Diga se cada afirmação concorda com o texto sobre arte no capitalismo: (a) Van Gogh morreu na miséria; (b) o tempo líquido é atribuído a Heidegger; (c) a arte capitalista é tratada como parte do consumismo. Responda sim ou não a cada uma e cite entre aspas as palavras do texto que decidem.
#### TRECHO SELECIONADO ####
CAPITALISMO, ARTE E RESISTÊNCIA

1. A “arte” no capitalismo – a “arte” do produtor, não do artista, o entretenimento, o showbussiness etc. que servem ao mercado com seus interesses financeiros; filmes blockbusters, livros best-sellers, séries intermináveis, Van Gogh que morreu miserável vendendo agora bilhões, produtos e marcas que cumprem uma função e são logo descartados. “Arte” duma fisiologia cansada e cansativa, apática, alienativa, sedada e sedativa: mediocridade, o mais do mesmo, compondo a paisagem capitalista da rotina que aliena (Heidegger), do tempo cronológico de Cronos que não cria grandes espessuras, o tempo líquido de Bauman. Redundância, obviedade, superficialidade, previsibilidade são as marcas flagrantes. (Se você é artista e quer fugir disso, estude a Teoria da Informação, ruídos, signos, semiótica etc.) O que fica de perene na indignação essencial e crítica de Marx e Engels, mesmo para quem não é marxista – que o capitalismo, acima de tudo, mercantiliza a vida, os homens, as relações, tudo. Toda Arte vai de encontro à censura econômica do mercado, à mercantilização e mediocrização da vida, da arte, de tudo, vai diretamente contra o capitalismo ou se desvia dele, mesmo que se aproprie ou se utilize dos seus recursos. A “arte” capitalista não é arte; é elemento do próprio consumismo.
#### TRECHOS DE DADOS ####
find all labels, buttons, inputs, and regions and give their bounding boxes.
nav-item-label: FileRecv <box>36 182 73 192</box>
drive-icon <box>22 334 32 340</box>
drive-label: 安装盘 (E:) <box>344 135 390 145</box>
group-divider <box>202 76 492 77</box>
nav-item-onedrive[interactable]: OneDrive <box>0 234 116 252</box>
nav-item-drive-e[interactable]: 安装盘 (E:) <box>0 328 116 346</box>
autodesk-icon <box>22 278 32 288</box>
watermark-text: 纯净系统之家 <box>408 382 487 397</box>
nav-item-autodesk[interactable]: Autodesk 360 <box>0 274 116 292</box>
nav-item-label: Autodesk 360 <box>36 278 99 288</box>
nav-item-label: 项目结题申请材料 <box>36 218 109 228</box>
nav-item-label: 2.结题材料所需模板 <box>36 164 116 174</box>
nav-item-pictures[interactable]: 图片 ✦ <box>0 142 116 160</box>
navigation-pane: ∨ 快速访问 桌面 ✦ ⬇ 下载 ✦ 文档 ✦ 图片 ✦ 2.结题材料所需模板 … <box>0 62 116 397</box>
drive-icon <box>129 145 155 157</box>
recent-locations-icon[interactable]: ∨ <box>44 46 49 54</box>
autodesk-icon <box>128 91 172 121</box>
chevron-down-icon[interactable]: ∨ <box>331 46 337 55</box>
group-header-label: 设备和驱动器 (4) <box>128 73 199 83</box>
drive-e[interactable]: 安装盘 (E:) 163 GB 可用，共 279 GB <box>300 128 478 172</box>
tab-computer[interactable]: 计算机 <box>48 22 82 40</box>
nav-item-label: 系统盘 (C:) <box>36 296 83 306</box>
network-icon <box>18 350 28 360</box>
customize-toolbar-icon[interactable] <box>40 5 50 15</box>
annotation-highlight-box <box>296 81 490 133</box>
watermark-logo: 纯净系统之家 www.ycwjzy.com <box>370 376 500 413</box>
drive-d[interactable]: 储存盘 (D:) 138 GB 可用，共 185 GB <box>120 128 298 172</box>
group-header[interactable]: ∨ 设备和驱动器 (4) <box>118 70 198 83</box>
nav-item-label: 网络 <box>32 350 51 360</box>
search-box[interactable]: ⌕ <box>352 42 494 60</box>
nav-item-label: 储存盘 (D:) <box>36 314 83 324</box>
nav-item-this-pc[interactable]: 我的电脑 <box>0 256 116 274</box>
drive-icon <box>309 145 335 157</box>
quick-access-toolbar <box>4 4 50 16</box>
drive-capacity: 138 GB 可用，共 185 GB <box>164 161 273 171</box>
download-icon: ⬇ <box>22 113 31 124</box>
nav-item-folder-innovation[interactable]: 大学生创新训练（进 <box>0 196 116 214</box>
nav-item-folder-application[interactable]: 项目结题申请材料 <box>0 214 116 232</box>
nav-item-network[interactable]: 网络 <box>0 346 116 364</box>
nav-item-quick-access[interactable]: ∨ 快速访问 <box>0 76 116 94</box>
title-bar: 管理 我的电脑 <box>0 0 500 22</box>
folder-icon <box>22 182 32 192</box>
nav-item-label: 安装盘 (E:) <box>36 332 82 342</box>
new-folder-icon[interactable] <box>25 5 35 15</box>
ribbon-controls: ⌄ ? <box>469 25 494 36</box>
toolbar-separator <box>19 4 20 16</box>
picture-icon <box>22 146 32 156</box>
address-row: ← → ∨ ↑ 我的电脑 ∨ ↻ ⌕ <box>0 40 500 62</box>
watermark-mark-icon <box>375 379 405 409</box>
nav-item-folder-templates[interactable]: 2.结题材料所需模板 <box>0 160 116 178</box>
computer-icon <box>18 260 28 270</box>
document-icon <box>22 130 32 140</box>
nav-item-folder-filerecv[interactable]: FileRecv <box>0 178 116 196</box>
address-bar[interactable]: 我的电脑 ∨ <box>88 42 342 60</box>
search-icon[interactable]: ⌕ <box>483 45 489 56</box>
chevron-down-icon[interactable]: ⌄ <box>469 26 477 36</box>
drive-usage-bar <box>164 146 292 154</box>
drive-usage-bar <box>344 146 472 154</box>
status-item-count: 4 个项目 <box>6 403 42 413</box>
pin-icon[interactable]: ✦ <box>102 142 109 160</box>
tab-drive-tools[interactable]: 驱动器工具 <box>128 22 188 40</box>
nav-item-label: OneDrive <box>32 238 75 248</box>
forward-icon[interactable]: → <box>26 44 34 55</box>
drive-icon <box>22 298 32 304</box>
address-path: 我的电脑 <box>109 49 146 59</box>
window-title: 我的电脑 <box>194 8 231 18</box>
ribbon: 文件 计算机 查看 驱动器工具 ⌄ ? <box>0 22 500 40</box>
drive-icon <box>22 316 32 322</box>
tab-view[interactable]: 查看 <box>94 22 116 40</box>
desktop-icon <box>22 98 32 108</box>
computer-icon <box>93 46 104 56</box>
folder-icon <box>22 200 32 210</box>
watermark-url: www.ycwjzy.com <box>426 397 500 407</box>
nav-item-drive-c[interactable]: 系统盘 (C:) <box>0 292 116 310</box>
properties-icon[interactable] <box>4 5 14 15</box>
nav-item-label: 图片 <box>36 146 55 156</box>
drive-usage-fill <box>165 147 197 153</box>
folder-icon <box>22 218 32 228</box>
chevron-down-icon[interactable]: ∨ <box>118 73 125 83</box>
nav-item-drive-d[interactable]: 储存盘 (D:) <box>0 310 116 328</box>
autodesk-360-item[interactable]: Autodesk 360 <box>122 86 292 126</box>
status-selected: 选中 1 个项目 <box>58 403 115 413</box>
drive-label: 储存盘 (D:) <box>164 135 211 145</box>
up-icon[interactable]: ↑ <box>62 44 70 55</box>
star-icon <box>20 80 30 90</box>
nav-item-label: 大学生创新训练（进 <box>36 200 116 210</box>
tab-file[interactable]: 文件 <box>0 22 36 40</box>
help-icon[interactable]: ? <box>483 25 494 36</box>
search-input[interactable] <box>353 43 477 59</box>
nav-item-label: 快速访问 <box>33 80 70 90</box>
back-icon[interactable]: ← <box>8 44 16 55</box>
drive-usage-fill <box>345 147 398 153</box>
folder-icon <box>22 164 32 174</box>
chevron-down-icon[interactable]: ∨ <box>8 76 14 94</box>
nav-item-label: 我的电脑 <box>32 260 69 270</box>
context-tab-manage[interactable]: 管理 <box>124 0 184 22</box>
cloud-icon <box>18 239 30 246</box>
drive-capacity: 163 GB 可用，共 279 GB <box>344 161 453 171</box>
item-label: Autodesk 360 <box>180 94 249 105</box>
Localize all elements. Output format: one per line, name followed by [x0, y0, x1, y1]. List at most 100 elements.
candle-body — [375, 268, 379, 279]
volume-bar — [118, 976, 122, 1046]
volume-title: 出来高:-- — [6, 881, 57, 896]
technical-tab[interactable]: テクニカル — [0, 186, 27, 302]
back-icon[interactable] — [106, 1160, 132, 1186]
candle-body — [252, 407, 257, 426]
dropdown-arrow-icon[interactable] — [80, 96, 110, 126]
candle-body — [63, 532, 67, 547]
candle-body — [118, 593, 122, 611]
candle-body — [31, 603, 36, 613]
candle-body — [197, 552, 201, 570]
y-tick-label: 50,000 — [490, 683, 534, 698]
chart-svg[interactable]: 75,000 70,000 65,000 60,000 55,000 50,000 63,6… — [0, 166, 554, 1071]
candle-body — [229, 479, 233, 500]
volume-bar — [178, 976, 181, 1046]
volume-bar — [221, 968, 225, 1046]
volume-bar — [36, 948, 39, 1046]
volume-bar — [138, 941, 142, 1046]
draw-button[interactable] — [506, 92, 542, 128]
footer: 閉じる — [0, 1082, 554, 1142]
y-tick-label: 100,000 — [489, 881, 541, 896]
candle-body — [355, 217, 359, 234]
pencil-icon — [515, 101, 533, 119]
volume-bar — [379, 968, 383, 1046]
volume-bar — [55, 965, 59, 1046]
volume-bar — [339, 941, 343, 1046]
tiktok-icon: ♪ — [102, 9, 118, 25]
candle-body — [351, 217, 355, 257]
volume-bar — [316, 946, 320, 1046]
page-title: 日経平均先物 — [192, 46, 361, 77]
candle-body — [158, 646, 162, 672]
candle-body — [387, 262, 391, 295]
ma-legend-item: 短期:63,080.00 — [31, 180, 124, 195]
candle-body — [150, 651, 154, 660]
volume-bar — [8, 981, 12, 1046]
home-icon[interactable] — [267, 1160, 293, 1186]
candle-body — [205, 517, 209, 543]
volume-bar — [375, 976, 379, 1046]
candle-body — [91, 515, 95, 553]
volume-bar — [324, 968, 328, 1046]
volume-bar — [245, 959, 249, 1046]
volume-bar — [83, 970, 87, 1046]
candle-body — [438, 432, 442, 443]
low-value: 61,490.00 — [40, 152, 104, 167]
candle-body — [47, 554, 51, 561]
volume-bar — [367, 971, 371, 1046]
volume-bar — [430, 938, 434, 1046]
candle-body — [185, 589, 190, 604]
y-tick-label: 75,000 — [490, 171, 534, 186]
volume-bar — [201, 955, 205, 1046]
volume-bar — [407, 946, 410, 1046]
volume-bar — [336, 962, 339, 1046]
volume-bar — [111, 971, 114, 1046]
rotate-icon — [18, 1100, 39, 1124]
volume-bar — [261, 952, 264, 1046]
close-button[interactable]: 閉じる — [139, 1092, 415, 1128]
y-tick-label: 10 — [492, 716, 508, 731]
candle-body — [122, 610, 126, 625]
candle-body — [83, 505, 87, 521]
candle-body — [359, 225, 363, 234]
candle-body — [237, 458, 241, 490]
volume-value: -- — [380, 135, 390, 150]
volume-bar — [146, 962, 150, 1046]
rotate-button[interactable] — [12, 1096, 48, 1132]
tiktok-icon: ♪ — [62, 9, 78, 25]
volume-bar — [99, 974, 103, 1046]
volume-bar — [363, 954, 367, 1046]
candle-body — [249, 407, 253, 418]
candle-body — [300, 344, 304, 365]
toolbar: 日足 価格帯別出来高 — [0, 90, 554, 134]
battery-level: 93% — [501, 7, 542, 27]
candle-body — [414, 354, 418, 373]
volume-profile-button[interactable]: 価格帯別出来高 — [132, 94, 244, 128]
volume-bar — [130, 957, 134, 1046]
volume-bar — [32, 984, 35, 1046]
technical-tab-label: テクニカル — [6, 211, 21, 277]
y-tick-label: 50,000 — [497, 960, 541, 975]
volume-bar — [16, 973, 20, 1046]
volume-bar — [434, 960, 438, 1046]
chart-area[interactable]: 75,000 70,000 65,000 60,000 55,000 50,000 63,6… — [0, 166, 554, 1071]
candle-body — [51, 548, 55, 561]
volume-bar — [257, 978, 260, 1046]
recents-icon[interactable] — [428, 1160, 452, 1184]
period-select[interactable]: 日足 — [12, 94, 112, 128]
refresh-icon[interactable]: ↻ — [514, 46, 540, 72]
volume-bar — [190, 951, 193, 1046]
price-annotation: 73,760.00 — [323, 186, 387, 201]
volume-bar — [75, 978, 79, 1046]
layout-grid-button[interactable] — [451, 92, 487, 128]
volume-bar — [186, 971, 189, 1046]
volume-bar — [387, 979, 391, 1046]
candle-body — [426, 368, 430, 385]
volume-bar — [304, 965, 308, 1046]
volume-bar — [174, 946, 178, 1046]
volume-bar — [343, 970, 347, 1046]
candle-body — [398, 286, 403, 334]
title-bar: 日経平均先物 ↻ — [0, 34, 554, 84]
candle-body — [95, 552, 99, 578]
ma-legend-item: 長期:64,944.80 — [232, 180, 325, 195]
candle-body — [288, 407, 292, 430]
####
* [SUA RESOLUÇÃO]
(a) Sim: «Van Gogh que morreu miserável vendendo agora bilhões».
(b) Não: «o tempo líquido de Bauman».
(c) Sim: «A “arte” capitalista não é arte; é elemento do próprio consumismo».